→ **DO THIS**:
Pick out each line below containing "offset".

→ **RECORDS FOR THIS EXERCISE**:
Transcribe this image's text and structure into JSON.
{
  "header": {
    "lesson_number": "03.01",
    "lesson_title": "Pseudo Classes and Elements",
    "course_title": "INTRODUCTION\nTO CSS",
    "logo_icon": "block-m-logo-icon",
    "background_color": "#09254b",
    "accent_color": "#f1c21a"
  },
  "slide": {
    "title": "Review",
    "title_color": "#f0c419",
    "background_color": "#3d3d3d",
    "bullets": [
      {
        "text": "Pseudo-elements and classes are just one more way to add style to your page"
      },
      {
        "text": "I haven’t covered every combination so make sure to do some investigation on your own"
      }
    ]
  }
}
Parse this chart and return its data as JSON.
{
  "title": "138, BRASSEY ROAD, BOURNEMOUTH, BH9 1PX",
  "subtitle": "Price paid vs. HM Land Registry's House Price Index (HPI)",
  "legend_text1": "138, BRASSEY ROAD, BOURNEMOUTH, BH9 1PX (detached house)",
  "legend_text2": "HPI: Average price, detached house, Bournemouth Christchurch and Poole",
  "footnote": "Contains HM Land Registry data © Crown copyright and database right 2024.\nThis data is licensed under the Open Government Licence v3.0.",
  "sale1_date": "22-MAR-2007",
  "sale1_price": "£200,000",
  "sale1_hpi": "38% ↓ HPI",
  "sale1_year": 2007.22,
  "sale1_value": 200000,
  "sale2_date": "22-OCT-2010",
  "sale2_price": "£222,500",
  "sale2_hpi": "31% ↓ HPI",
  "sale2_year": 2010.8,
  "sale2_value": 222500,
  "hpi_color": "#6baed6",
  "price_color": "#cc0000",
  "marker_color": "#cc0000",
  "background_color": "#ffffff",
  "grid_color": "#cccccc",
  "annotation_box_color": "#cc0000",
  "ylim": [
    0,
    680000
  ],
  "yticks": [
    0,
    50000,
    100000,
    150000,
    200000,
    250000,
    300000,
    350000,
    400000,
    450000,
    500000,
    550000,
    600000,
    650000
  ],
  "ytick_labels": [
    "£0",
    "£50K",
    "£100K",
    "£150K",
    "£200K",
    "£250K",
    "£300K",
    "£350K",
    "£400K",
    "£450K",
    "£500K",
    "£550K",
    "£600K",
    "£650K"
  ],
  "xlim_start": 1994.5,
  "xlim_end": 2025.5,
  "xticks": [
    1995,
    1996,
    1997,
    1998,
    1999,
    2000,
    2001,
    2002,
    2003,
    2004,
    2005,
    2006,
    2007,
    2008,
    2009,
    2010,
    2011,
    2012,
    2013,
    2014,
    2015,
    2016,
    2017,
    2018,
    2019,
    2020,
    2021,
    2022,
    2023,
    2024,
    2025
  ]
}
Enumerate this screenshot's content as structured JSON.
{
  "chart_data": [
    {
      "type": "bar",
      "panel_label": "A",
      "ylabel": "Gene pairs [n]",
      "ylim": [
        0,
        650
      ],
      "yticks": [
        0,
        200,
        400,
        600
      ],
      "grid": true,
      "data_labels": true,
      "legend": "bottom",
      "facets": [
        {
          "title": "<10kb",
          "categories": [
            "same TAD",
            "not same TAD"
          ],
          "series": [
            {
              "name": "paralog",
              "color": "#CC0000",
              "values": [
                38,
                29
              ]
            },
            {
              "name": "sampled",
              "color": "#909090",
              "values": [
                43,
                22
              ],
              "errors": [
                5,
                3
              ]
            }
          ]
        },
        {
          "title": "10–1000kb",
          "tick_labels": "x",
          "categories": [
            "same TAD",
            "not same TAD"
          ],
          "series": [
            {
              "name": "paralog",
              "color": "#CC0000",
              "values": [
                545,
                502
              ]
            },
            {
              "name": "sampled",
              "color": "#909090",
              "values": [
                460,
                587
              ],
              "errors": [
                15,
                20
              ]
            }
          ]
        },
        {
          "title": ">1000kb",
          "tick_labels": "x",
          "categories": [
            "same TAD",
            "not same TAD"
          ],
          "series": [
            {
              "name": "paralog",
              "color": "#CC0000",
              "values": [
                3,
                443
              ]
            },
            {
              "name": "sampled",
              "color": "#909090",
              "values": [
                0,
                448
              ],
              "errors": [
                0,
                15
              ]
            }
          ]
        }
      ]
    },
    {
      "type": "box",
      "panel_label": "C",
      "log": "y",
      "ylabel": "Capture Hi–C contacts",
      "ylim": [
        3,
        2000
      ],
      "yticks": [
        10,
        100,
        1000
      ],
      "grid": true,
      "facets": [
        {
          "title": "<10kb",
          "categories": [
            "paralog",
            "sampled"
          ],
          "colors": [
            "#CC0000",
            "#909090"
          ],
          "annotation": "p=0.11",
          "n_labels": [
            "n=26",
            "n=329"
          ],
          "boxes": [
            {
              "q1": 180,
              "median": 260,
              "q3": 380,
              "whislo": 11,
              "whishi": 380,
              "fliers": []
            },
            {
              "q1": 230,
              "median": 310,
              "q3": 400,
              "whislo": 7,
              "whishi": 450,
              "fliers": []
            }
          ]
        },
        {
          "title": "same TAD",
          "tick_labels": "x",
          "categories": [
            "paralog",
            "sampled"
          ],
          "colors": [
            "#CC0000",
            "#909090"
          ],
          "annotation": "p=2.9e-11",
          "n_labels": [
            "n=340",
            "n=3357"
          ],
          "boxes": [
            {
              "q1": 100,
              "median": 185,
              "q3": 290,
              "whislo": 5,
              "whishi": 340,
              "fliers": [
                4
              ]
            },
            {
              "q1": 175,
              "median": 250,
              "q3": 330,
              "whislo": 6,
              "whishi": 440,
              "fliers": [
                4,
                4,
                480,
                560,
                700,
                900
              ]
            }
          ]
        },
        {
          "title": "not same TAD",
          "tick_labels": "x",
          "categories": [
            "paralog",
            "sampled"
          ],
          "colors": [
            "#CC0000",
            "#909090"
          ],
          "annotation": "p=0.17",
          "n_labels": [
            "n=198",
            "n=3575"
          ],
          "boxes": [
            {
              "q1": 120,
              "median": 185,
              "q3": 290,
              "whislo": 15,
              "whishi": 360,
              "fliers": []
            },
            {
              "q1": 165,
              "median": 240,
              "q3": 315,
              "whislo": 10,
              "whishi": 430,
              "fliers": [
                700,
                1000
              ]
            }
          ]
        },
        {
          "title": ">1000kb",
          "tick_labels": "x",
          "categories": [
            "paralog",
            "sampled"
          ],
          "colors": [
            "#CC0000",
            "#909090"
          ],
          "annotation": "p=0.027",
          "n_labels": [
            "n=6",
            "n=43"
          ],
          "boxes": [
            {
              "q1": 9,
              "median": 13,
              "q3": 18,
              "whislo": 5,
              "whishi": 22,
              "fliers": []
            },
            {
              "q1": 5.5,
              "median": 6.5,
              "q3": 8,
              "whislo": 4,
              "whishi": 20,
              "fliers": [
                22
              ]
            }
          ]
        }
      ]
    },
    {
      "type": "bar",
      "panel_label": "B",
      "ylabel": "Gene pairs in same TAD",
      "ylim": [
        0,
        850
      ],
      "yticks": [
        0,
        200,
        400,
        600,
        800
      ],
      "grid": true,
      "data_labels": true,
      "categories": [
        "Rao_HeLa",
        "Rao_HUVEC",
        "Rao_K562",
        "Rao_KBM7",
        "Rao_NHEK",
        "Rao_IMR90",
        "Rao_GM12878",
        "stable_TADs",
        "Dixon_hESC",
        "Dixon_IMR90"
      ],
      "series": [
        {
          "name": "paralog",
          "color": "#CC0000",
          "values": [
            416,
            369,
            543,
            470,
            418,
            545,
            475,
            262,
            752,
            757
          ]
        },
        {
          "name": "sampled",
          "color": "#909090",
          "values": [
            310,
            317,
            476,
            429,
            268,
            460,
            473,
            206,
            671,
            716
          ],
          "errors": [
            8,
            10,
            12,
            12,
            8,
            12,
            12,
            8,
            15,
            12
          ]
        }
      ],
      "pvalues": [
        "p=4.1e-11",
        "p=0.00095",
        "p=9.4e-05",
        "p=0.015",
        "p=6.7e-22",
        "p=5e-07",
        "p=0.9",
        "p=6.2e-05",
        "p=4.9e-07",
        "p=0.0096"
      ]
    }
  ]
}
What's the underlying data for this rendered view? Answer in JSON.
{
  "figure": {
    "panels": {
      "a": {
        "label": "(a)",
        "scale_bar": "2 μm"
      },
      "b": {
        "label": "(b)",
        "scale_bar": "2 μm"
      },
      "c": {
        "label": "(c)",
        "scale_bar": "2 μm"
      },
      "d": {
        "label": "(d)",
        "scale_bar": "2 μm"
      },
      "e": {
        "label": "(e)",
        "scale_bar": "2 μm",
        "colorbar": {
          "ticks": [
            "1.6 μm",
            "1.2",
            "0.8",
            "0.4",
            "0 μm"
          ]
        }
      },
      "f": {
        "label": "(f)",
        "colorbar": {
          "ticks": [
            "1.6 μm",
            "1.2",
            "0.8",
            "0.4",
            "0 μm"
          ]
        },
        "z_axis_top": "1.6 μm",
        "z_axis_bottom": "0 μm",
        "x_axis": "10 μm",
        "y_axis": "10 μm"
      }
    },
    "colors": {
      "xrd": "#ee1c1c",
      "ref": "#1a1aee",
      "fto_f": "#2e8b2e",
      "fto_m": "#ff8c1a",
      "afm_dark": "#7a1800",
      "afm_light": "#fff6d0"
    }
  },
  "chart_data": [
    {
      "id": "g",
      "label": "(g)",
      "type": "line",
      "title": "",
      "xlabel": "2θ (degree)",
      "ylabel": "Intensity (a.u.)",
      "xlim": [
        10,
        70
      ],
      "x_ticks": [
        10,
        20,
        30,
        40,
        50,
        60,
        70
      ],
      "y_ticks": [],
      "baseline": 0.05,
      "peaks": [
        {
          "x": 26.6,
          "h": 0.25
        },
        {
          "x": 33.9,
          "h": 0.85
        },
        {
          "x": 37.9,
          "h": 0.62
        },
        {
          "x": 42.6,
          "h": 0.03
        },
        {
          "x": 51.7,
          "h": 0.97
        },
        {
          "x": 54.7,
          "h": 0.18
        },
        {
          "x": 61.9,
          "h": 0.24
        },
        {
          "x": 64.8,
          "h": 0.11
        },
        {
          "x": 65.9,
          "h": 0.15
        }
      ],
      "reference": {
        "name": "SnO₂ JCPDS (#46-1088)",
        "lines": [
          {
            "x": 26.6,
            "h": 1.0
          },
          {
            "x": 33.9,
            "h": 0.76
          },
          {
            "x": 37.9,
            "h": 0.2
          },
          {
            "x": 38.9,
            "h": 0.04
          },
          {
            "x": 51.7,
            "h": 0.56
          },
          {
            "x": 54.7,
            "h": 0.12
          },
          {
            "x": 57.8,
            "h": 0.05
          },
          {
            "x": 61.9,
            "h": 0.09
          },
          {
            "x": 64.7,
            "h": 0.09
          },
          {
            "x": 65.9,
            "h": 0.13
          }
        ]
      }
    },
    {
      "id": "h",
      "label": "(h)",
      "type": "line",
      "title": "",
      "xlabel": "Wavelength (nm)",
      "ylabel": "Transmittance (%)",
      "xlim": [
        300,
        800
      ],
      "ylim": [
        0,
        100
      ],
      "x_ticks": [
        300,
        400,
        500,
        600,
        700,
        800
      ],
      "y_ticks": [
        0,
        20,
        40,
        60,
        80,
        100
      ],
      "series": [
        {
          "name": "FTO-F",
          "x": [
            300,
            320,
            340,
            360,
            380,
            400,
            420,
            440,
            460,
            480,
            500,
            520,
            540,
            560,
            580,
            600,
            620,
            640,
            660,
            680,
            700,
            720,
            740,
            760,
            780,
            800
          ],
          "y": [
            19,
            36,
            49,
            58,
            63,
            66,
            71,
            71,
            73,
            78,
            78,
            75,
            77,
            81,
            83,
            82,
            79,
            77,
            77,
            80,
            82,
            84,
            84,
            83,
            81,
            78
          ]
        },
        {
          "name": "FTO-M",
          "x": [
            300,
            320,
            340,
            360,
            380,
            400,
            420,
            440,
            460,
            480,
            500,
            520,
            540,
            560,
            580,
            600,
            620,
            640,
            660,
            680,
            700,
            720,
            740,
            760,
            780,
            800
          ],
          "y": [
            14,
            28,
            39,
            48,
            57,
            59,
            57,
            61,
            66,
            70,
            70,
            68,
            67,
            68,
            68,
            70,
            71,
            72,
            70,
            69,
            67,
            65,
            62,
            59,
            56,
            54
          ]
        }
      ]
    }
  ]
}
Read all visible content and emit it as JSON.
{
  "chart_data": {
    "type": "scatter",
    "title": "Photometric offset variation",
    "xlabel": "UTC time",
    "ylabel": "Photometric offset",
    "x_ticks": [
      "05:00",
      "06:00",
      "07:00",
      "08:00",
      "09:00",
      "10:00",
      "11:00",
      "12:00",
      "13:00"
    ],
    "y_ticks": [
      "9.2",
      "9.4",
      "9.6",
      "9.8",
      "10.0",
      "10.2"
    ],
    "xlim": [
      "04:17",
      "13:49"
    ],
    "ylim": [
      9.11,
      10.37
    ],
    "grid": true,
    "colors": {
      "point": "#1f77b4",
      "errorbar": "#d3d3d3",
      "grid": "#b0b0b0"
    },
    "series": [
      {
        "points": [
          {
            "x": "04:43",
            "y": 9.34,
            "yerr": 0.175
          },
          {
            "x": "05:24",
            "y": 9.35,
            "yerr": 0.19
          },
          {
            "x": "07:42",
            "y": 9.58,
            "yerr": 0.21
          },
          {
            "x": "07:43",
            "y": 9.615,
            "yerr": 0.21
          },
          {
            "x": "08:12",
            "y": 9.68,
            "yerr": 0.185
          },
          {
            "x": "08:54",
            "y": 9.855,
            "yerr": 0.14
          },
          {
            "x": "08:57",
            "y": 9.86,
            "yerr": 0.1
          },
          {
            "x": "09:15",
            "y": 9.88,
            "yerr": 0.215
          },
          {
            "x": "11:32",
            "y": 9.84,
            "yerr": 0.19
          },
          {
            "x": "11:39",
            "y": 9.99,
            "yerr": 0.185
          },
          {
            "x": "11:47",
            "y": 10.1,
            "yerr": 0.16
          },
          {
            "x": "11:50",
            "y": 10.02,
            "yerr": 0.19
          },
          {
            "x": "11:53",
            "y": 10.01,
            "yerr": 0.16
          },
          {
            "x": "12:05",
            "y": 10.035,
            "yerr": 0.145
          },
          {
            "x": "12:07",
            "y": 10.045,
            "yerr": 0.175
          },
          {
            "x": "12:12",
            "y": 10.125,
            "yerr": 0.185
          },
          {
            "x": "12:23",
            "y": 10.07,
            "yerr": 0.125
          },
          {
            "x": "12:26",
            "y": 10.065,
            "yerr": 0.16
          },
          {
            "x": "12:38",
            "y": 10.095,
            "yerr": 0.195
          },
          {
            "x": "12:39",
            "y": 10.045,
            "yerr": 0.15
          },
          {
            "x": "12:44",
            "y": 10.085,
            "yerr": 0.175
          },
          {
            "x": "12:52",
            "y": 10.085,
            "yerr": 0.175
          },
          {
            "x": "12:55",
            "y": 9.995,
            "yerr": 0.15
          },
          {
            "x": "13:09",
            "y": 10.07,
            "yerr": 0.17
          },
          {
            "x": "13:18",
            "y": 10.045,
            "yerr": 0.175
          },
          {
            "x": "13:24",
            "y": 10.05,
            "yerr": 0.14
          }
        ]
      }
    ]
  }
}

→ **RESULT**:
    "title": "Photometric offset variation",
    "ylabel": "Photometric offset",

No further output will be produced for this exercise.